Copy out the material unchanged, from its very start down through the line that contains "status-notice-fade: 手 (459, 53, 498, 97)", including that line.

(Listings of elements and their boxes)
'''
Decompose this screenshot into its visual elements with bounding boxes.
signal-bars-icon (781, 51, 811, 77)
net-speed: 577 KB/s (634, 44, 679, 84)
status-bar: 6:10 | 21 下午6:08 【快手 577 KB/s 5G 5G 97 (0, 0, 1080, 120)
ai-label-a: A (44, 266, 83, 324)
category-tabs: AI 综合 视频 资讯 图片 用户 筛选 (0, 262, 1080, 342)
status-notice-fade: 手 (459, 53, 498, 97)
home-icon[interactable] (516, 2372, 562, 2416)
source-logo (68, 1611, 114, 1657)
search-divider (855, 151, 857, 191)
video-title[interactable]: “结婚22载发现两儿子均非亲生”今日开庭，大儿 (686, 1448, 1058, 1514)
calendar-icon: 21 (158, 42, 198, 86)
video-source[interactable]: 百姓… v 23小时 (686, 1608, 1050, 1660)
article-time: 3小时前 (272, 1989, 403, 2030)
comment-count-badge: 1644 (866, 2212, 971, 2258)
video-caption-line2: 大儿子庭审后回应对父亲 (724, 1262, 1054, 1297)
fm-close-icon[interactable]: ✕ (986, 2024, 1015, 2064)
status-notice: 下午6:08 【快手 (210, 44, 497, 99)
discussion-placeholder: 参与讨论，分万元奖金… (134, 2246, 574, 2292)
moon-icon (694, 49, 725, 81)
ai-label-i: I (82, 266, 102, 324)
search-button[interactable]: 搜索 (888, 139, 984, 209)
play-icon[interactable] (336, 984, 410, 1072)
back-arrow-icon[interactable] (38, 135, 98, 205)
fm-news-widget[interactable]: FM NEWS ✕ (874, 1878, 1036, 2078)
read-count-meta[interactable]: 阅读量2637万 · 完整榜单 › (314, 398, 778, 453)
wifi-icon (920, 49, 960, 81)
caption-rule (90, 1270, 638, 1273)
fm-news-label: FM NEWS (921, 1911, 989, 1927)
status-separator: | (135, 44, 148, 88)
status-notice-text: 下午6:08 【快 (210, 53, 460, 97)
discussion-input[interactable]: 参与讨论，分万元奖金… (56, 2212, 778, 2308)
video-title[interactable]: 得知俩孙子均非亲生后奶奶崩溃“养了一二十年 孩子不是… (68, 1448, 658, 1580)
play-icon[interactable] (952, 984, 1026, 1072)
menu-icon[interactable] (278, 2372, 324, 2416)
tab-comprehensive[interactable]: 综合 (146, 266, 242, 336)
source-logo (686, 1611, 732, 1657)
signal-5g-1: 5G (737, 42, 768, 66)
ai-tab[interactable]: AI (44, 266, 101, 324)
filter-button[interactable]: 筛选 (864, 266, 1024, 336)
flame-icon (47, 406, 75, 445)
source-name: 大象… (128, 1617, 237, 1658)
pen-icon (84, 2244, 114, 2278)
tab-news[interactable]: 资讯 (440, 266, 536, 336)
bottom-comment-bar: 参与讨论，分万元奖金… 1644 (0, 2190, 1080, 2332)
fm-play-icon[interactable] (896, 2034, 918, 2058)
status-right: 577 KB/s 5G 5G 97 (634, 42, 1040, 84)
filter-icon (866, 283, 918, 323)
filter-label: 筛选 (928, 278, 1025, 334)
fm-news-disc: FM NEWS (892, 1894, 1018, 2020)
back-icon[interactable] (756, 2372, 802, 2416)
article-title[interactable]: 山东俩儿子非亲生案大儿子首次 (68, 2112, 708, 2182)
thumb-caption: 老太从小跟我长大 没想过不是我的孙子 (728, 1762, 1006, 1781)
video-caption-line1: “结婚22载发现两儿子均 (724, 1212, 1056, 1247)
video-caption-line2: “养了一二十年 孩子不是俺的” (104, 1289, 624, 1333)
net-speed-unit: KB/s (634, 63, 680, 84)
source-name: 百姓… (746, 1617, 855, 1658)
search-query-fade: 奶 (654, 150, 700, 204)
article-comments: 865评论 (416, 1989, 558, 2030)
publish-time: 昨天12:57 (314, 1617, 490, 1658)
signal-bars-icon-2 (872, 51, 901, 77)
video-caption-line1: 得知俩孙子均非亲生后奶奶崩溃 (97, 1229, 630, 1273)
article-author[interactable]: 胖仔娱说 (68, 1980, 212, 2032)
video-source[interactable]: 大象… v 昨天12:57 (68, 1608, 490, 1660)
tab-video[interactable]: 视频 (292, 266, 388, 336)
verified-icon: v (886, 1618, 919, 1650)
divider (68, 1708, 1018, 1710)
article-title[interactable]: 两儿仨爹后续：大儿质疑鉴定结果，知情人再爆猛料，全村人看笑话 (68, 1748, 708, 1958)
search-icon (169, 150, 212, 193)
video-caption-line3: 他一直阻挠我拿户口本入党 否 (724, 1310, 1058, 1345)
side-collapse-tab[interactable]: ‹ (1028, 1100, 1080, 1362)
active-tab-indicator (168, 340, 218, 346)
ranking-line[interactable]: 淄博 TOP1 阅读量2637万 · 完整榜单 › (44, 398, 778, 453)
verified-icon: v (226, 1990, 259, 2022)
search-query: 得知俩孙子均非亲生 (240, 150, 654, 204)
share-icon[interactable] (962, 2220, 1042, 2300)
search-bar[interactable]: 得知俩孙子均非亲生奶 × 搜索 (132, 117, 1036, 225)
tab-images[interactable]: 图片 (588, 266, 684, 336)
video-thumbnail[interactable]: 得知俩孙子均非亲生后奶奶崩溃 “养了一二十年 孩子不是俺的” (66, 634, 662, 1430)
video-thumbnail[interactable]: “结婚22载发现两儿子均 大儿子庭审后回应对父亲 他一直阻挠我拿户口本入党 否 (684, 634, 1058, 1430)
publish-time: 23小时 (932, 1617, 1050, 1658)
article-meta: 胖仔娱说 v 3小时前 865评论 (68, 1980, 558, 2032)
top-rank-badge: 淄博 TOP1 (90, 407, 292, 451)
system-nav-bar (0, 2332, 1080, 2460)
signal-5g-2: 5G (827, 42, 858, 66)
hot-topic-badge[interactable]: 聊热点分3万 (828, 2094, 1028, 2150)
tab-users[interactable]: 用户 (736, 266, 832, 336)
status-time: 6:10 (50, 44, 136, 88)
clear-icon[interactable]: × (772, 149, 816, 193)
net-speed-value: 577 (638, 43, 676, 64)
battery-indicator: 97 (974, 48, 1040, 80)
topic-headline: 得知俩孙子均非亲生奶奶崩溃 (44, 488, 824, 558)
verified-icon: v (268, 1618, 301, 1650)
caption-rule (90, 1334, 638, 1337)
'''
#### ANSWER FOR THE TASK
Decompose this screenshot into its visual elements with bounding boxes.
signal-bars-icon (781, 51, 811, 77)
net-speed: 577 KB/s (634, 44, 679, 84)
status-bar: 6:10 | 21 下午6:08 【快手 577 KB/s 5G 5G 97 (0, 0, 1080, 120)
ai-label-a: A (44, 266, 83, 324)
category-tabs: AI 综合 视频 资讯 图片 用户 筛选 (0, 262, 1080, 342)
status-notice-fade: 手 (459, 53, 498, 97)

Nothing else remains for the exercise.